▸ **Problem to work on**
Say how many lines contain "Prices", using only the number.

▸ **Record set**
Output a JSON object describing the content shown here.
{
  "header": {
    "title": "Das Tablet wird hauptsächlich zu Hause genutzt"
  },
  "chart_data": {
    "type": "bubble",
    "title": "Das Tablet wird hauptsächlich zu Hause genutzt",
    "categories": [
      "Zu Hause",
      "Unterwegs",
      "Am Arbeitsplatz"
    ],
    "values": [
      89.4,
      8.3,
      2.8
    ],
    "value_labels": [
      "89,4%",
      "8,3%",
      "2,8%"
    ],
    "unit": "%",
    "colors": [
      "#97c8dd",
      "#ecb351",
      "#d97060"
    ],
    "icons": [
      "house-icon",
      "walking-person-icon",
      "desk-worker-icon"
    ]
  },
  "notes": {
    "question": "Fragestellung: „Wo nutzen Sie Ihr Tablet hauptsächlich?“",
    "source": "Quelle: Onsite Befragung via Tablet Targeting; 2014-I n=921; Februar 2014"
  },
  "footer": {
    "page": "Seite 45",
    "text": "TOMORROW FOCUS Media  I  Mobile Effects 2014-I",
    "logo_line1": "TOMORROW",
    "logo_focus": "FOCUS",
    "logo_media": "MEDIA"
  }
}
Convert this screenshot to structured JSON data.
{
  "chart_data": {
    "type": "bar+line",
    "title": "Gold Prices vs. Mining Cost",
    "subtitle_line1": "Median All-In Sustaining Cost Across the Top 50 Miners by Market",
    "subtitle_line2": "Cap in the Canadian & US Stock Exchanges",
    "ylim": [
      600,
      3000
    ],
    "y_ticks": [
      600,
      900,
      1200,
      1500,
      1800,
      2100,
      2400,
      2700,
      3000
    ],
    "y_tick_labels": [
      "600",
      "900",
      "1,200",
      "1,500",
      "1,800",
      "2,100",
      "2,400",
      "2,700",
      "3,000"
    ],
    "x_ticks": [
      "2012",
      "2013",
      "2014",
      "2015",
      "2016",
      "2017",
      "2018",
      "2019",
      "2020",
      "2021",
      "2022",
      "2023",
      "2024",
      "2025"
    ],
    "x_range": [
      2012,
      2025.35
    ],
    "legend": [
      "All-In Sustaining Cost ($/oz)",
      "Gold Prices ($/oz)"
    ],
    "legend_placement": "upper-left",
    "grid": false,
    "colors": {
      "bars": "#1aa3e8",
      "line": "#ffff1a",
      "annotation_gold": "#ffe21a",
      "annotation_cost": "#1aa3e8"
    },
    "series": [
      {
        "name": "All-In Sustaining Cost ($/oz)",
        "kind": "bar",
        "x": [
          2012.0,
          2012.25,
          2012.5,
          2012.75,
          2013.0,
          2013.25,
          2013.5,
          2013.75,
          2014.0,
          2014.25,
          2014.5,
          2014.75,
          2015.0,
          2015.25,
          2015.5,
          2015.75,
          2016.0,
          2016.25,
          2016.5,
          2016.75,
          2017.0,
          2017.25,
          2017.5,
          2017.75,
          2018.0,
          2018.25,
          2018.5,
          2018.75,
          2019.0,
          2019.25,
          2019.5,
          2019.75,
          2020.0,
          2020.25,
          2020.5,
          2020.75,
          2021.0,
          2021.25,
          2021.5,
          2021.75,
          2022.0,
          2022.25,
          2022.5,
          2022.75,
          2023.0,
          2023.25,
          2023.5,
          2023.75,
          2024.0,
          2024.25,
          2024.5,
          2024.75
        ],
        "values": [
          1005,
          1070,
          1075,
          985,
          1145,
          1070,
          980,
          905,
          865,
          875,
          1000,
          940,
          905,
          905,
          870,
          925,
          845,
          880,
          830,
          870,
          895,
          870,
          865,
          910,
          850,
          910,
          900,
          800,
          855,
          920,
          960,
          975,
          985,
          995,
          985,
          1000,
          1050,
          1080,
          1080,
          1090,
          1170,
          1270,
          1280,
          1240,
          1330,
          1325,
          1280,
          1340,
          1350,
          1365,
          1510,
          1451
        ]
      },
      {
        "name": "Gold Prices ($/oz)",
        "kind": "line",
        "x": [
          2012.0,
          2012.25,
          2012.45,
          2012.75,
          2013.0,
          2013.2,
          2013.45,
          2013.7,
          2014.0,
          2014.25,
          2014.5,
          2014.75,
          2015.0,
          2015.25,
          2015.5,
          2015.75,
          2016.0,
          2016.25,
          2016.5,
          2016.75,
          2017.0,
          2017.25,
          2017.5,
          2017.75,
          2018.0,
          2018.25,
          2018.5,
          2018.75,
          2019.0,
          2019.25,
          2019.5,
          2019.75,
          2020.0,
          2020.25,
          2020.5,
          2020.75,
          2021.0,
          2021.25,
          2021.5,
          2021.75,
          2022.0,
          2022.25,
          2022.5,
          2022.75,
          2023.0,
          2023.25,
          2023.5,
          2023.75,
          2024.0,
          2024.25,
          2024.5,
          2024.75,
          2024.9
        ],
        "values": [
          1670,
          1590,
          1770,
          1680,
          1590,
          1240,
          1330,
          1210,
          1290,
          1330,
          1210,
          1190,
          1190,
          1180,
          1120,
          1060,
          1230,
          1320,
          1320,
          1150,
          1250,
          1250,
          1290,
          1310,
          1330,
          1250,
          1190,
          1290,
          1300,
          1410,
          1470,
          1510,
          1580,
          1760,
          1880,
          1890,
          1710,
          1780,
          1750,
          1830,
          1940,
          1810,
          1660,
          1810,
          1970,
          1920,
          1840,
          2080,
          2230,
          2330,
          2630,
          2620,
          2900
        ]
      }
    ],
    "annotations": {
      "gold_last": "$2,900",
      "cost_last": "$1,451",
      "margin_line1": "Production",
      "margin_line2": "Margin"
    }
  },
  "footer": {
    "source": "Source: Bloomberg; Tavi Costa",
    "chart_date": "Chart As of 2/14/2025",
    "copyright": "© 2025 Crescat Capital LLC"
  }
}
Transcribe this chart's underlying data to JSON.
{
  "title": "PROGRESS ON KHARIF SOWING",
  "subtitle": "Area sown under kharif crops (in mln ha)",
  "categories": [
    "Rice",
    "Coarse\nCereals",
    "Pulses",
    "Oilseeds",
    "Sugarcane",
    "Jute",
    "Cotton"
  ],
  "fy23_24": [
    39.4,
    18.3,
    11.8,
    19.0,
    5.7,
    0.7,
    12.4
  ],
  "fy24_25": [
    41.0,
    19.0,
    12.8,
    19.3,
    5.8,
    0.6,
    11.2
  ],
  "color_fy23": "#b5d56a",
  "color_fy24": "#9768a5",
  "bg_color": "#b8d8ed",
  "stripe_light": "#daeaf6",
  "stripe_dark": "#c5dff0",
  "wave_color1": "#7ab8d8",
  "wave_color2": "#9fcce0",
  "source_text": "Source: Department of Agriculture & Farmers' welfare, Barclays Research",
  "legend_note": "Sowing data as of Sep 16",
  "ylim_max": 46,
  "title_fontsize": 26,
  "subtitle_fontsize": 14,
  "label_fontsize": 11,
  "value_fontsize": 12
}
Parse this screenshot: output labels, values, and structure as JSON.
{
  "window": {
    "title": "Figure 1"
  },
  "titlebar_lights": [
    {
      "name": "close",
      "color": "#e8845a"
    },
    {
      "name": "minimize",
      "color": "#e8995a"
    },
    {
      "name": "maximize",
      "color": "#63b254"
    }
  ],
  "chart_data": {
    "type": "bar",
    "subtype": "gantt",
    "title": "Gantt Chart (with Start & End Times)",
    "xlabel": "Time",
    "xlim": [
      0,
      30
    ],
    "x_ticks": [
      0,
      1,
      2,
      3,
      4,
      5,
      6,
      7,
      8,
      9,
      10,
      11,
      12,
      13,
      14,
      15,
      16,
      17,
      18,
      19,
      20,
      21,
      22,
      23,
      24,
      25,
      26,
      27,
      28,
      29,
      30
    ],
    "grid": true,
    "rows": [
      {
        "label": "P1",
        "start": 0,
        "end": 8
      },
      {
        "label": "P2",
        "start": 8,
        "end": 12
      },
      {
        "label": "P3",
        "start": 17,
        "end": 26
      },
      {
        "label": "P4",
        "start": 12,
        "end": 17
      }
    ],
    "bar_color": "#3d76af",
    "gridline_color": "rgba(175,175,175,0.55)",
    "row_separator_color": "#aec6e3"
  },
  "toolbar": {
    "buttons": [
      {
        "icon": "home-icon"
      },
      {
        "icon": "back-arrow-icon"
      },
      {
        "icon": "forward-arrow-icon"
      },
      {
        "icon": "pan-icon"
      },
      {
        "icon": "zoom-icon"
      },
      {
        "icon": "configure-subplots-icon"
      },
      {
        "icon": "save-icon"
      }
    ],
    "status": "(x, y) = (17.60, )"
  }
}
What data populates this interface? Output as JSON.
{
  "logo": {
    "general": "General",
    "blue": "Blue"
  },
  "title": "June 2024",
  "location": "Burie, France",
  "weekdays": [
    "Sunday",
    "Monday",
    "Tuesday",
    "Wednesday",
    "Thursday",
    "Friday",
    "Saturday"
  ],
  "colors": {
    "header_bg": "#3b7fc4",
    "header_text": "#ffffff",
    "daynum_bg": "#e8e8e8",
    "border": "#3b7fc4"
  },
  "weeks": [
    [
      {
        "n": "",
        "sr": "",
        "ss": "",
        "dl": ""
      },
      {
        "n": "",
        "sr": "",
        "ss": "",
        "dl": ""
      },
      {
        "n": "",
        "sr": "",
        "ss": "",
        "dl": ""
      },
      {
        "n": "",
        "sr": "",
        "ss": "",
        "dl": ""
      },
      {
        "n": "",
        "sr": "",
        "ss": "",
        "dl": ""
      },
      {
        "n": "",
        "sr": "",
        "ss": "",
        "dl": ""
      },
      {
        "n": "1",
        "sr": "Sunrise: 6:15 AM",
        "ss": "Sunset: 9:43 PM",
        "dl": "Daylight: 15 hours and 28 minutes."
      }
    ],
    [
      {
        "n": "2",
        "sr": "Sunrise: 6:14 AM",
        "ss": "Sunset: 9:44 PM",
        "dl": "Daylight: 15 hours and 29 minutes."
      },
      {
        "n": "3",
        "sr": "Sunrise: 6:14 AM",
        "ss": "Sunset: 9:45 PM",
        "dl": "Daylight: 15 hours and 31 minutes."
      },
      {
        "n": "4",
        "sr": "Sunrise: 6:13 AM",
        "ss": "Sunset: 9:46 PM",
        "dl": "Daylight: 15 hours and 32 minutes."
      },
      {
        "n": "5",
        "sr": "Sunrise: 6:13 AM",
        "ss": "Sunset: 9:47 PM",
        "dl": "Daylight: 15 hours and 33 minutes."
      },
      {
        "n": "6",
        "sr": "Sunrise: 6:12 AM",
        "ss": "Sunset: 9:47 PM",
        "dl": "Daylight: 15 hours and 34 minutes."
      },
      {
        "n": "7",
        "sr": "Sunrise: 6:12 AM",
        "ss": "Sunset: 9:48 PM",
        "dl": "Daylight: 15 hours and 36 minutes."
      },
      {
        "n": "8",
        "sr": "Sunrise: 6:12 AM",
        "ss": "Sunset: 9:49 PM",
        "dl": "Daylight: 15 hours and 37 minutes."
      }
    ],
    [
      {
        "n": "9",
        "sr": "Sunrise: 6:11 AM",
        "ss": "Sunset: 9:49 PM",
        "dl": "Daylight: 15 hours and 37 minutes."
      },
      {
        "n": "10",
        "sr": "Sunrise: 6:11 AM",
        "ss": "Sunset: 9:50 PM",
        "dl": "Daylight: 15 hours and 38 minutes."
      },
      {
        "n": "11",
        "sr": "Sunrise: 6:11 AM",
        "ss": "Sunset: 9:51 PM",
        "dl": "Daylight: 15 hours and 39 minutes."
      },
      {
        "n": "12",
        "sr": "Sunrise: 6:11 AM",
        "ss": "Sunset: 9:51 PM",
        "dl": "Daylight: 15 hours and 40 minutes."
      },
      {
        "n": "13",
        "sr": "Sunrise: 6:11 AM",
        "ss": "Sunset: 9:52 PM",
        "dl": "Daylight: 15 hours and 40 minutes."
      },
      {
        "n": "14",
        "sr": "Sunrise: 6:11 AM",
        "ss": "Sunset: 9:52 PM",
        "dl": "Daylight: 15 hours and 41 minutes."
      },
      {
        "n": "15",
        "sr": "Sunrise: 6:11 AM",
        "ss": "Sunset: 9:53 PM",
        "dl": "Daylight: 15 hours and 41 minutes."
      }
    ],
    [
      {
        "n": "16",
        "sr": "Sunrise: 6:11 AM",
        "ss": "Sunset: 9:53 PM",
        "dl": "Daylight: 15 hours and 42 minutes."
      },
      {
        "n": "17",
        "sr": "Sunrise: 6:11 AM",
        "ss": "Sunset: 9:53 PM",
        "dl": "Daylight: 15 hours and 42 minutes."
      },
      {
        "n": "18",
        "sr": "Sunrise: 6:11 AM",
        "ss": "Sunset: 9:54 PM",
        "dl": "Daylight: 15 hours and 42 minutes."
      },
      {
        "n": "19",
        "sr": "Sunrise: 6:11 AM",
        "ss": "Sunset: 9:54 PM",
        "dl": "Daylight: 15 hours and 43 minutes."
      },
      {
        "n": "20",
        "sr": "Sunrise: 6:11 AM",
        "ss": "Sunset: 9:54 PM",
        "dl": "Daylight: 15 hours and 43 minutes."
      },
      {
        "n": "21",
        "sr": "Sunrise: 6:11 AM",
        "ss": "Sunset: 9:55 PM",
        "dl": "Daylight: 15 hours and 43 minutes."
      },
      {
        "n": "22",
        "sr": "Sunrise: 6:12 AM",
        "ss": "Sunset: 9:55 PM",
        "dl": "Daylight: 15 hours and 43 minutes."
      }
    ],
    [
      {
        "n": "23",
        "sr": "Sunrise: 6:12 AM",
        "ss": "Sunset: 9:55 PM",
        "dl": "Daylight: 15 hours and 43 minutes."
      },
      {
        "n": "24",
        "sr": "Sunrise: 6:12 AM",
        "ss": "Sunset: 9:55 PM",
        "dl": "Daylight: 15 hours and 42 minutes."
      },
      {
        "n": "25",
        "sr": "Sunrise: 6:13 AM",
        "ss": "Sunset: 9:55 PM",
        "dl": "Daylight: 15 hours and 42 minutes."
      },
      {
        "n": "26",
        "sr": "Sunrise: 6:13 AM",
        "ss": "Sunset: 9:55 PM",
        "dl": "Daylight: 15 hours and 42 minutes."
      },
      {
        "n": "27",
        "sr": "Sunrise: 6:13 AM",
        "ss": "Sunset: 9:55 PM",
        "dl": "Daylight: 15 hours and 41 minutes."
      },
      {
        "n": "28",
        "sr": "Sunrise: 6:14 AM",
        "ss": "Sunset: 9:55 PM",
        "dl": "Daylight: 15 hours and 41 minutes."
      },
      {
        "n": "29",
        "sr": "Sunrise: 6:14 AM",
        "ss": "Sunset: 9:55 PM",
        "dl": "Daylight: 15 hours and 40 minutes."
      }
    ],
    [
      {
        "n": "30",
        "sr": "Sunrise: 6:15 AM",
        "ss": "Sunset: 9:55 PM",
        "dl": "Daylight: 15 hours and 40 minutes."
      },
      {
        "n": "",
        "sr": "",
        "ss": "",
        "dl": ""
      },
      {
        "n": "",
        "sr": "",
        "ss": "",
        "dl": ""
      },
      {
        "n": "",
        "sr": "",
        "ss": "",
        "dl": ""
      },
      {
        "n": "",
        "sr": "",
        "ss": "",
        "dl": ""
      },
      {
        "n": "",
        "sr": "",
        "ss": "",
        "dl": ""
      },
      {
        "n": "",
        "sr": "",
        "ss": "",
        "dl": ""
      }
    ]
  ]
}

▸ **Task answer**
3